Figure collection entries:

((

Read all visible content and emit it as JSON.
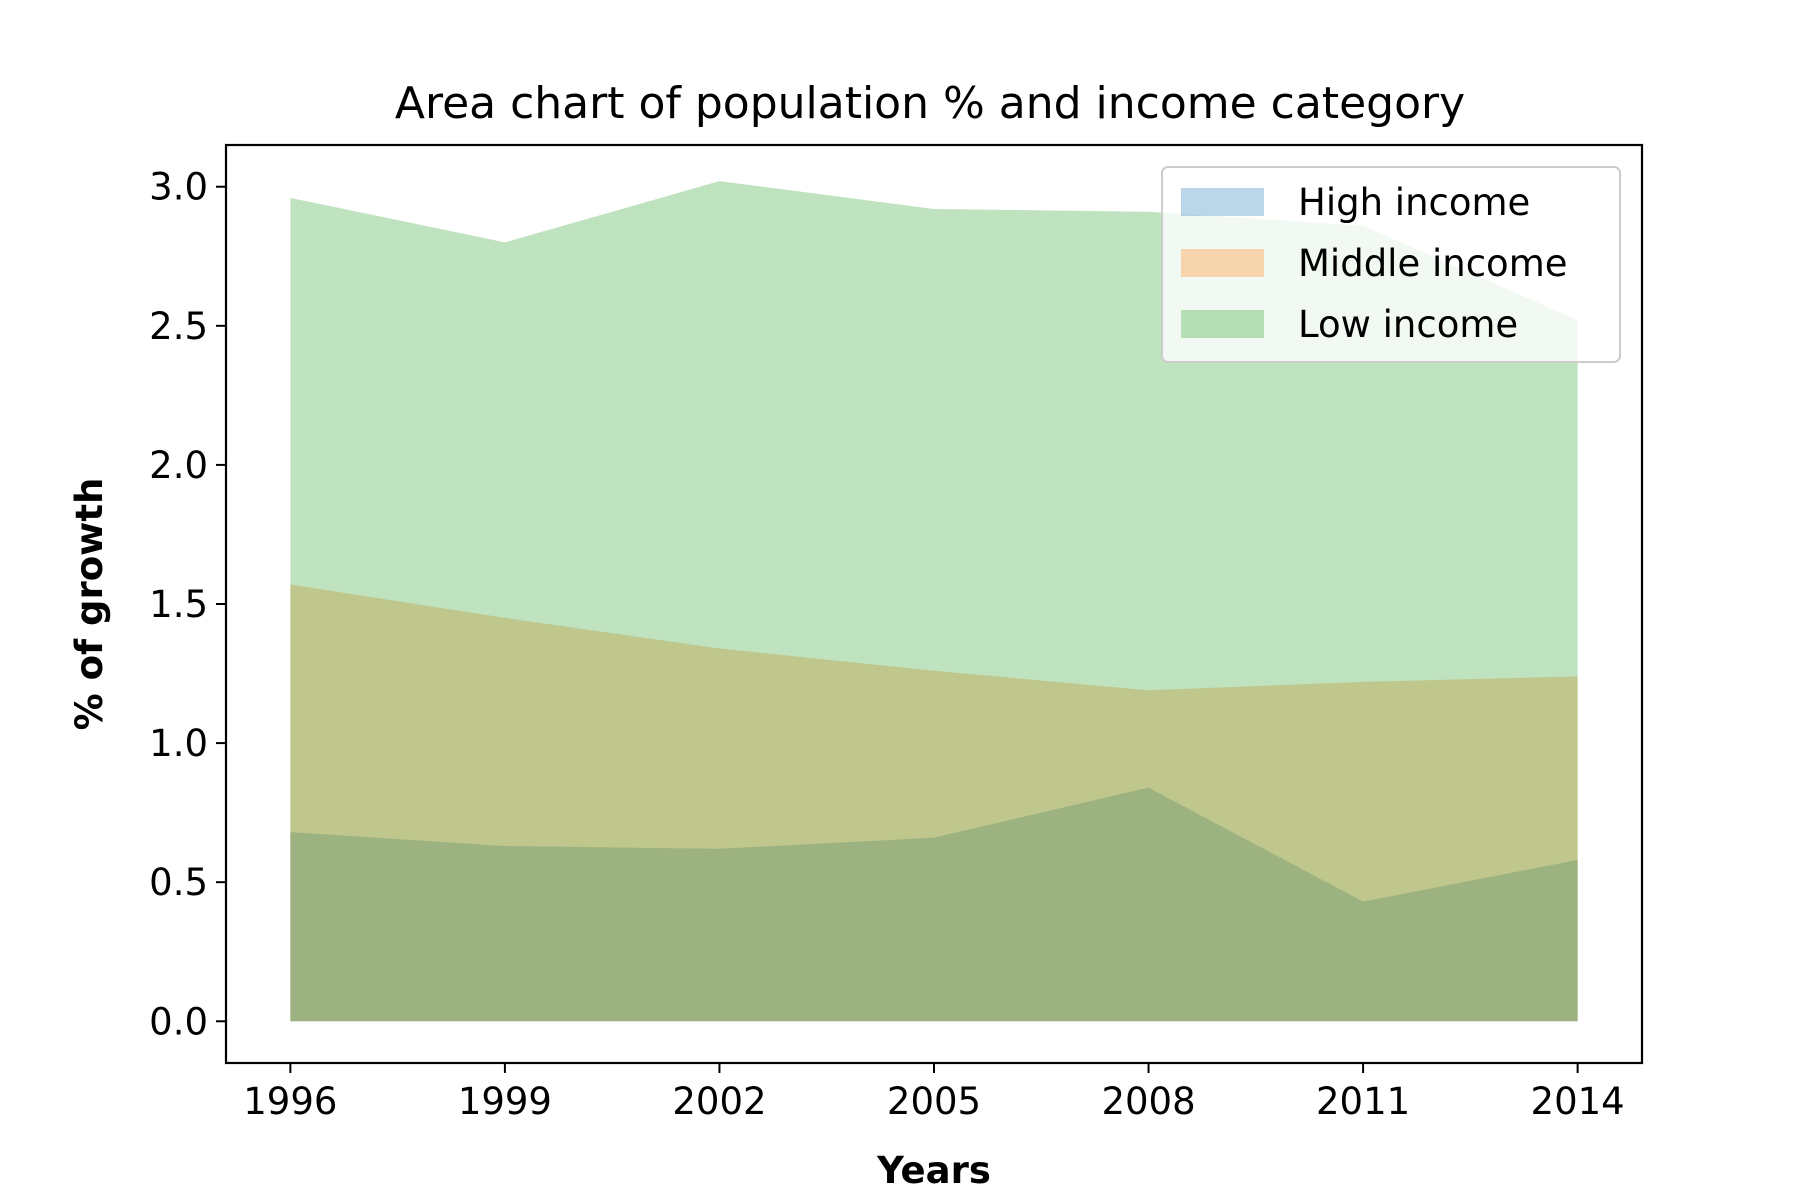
{
  "chart_data": {
    "type": "area",
    "title": "Area chart of population % and income category",
    "xlabel": "Years",
    "ylabel": "% of growth",
    "x": [
      1996,
      1999,
      2002,
      2005,
      2008,
      2011,
      2014
    ],
    "x_ticks": [
      "1996",
      "1999",
      "2002",
      "2005",
      "2008",
      "2011",
      "2014"
    ],
    "y_ticks": [
      "0.0",
      "0.5",
      "1.0",
      "1.5",
      "2.0",
      "2.5",
      "3.0"
    ],
    "xlim": [
      1995.1,
      2014.9
    ],
    "ylim": [
      -0.15,
      3.15
    ],
    "grid": false,
    "legend_position": "upper right",
    "overlapping": true,
    "alpha": 0.3,
    "series": [
      {
        "name": "High income",
        "color": "#1f77b4",
        "values": [
          0.68,
          0.63,
          0.62,
          0.66,
          0.84,
          0.43,
          0.58
        ]
      },
      {
        "name": "Middle income",
        "color": "#ff7f0e",
        "values": [
          1.57,
          1.45,
          1.34,
          1.26,
          1.19,
          1.22,
          1.24
        ]
      },
      {
        "name": "Low income",
        "color": "#2ca02c",
        "values": [
          2.96,
          2.8,
          3.02,
          2.92,
          2.91,
          2.86,
          2.52
        ]
      }
    ]
  }
}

))

Look through the entries above and list every line containing "color".

§ **Solution below**
        "color": "#1f77b4",
        "color": "#ff7f0e",
        "color": "#2ca02c",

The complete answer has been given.